Will you quote all of the entries, word for word?

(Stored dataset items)

..............................

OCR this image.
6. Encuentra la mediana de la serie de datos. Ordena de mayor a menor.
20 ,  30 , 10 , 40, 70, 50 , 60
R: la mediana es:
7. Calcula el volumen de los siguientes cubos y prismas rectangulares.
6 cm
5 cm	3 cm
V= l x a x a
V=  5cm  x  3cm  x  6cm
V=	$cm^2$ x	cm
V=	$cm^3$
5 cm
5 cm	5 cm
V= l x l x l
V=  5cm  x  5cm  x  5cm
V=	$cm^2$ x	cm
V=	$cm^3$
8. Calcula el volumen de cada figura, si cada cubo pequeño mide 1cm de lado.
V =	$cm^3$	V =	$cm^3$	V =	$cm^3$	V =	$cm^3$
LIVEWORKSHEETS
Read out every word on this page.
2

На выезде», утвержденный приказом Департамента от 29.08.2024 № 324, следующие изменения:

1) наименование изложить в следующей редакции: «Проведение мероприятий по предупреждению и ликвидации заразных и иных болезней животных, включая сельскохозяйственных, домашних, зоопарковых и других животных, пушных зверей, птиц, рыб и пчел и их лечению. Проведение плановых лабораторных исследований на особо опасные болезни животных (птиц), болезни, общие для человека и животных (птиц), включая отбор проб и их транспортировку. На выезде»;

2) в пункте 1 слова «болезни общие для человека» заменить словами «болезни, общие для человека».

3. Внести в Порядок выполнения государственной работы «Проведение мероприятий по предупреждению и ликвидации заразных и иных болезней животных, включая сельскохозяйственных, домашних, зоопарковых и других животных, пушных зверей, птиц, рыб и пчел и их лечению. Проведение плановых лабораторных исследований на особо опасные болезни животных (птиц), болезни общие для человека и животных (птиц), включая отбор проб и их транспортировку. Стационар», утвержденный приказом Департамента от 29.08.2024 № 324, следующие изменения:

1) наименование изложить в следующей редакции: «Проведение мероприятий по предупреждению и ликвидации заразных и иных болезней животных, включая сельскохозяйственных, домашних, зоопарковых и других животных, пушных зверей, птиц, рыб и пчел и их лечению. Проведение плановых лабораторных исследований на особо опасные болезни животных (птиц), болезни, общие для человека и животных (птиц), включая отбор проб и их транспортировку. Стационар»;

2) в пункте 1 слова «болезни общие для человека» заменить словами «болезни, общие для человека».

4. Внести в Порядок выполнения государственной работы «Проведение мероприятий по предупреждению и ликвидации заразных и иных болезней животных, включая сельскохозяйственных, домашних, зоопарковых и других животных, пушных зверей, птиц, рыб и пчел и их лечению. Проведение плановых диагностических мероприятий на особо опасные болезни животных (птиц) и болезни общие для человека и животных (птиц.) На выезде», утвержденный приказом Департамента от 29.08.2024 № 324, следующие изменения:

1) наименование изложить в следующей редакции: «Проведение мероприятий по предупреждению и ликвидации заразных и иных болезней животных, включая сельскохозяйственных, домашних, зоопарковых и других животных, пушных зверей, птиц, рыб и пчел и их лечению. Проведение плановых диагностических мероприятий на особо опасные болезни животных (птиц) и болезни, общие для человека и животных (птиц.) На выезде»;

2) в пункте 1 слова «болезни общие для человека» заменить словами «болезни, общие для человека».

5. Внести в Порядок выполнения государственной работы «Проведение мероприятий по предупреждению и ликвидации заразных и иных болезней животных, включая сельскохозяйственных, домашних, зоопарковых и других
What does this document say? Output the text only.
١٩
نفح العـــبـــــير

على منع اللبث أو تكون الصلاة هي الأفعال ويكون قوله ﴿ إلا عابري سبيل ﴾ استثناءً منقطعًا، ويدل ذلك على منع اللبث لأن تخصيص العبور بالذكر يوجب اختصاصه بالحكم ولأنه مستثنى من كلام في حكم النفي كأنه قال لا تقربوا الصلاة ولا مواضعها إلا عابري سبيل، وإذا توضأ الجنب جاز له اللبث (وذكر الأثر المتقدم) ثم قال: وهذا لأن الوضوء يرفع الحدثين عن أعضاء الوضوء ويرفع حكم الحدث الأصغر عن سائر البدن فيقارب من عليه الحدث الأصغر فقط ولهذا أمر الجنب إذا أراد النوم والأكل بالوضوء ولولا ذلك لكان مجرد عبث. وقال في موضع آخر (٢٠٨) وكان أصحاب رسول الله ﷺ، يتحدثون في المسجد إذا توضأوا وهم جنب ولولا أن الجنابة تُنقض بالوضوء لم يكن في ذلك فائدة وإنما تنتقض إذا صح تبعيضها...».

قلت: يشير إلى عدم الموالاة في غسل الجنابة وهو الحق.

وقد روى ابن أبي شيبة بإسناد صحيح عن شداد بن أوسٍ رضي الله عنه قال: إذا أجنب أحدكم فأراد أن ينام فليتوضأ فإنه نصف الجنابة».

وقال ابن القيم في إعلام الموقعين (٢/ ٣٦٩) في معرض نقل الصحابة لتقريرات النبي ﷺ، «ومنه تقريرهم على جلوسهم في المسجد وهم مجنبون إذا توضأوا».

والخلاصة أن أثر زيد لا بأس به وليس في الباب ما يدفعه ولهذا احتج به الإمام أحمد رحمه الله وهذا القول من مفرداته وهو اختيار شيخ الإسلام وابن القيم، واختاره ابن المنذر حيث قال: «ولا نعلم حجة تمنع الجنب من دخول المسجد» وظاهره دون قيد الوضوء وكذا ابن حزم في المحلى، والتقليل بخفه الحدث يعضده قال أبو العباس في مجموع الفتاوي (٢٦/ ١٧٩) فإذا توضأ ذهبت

..............................

| Complete response |
OCR this image.
6. Encuentra la mediana de la serie de datos. Ordena de mayor a menor.
20 ,  30 , 10 , 40, 70, 50 , 60
R: la mediana es:
7. Calcula el volumen de los siguientes cubos y prismas rectangulares.
6 cm
5 cm	3 cm
V= l x a x a
V=  5cm  x  3cm  x  6cm
V=	$cm^2$ x	cm
V=	$cm^3$
5 cm
5 cm	5 cm
V= l x l x l
V=  5cm  x  5cm  x  5cm
V=	$cm^2$ x	cm
V=	$cm^3$
8. Calcula el volumen de cada figura, si cada cubo pequeño mide 1cm de lado.
V =	$cm^3$	V =	$cm^3$	V =	$cm^3$	V =	$cm^3$
LIVEWORKSHEETS
Read out every word on this page.
2

На выезде», утвержденный приказом Департамента от 29.08.2024 № 324, следующие изменения:

1) наименование изложить в следующей редакции: «Проведение мероприятий по предупреждению и ликвидации заразных и иных болезней животных, включая сельскохозяйственных, домашних, зоопарковых и других животных, пушных зверей, птиц, рыб и пчел и их лечению. Проведение плановых лабораторных исследований на особо опасные болезни животных (птиц), болезни, общие для человека и животных (птиц), включая отбор проб и их транспортировку. На выезде»;

2) в пункте 1 слова «болезни общие для человека» заменить словами «болезни, общие для человека».

3. Внести в Порядок выполнения государственной работы «Проведение мероприятий по предупреждению и ликвидации заразных и иных болезней животных, включая сельскохозяйственных, домашних, зоопарковых и других животных, пушных зверей, птиц, рыб и пчел и их лечению. Проведение плановых лабораторных исследований на особо опасные болезни животных (птиц), болезни общие для человека и животных (птиц), включая отбор проб и их транспортировку. Стационар», утвержденный приказом Департамента от 29.08.2024 № 324, следующие изменения:

1) наименование изложить в следующей редакции: «Проведение мероприятий по предупреждению и ликвидации заразных и иных болезней животных, включая сельскохозяйственных, домашних, зоопарковых и других животных, пушных зверей, птиц, рыб и пчел и их лечению. Проведение плановых лабораторных исследований на особо опасные болезни животных (птиц), болезни, общие для человека и животных (птиц), включая отбор проб и их транспортировку. Стационар»;

2) в пункте 1 слова «болезни общие для человека» заменить словами «болезни, общие для человека».

4. Внести в Порядок выполнения государственной работы «Проведение мероприятий по предупреждению и ликвидации заразных и иных болезней животных, включая сельскохозяйственных, домашних, зоопарковых и других животных, пушных зверей, птиц, рыб и пчел и их лечению. Проведение плановых диагностических мероприятий на особо опасные болезни животных (птиц) и болезни общие для человека и животных (птиц.) На выезде», утвержденный приказом Департамента от 29.08.2024 № 324, следующие изменения:

1) наименование изложить в следующей редакции: «Проведение мероприятий по предупреждению и ликвидации заразных и иных болезней животных, включая сельскохозяйственных, домашних, зоопарковых и других животных, пушных зверей, птиц, рыб и пчел и их лечению. Проведение плановых диагностических мероприятий на особо опасные болезни животных (птиц) и болезни, общие для человека и животных (птиц.) На выезде»;

2) в пункте 1 слова «болезни общие для человека» заменить словами «болезни, общие для человека».

5. Внести в Порядок выполнения государственной работы «Проведение мероприятий по предупреждению и ликвидации заразных и иных болезней животных, включая сельскохозяйственных, домашних, зоопарковых и других
What does this document say? Output the text only.
١٩
نفح العـــبـــــير

على منع اللبث أو تكون الصلاة هي الأفعال ويكون قوله ﴿ إلا عابري سبيل ﴾ استثناءً منقطعًا، ويدل ذلك على منع اللبث لأن تخصيص العبور بالذكر يوجب اختصاصه بالحكم ولأنه مستثنى من كلام في حكم النفي كأنه قال لا تقربوا الصلاة ولا مواضعها إلا عابري سبيل، وإذا توضأ الجنب جاز له اللبث (وذكر الأثر المتقدم) ثم قال: وهذا لأن الوضوء يرفع الحدثين عن أعضاء الوضوء ويرفع حكم الحدث الأصغر عن سائر البدن فيقارب من عليه الحدث الأصغر فقط ولهذا أمر الجنب إذا أراد النوم والأكل بالوضوء ولولا ذلك لكان مجرد عبث. وقال في موضع آخر (٢٠٨) وكان أصحاب رسول الله ﷺ، يتحدثون في المسجد إذا توضأوا وهم جنب ولولا أن الجنابة تُنقض بالوضوء لم يكن في ذلك فائدة وإنما تنتقض إذا صح تبعيضها...».

قلت: يشير إلى عدم الموالاة في غسل الجنابة وهو الحق.

وقد روى ابن أبي شيبة بإسناد صحيح عن شداد بن أوسٍ رضي الله عنه قال: إذا أجنب أحدكم فأراد أن ينام فليتوضأ فإنه نصف الجنابة».

وقال ابن القيم في إعلام الموقعين (٢/ ٣٦٩) في معرض نقل الصحابة لتقريرات النبي ﷺ، «ومنه تقريرهم على جلوسهم في المسجد وهم مجنبون إذا توضأوا».

والخلاصة أن أثر زيد لا بأس به وليس في الباب ما يدفعه ولهذا احتج به الإمام أحمد رحمه الله وهذا القول من مفرداته وهو اختيار شيخ الإسلام وابن القيم، واختاره ابن المنذر حيث قال: «ولا نعلم حجة تمنع الجنب من دخول المسجد» وظاهره دون قيد الوضوء وكذا ابن حزم في المحلى، والتقليل بخفه الحدث يعضده قال أبو العباس في مجموع الفتاوي (٢٦/ ١٧٩) فإذا توضأ ذهبت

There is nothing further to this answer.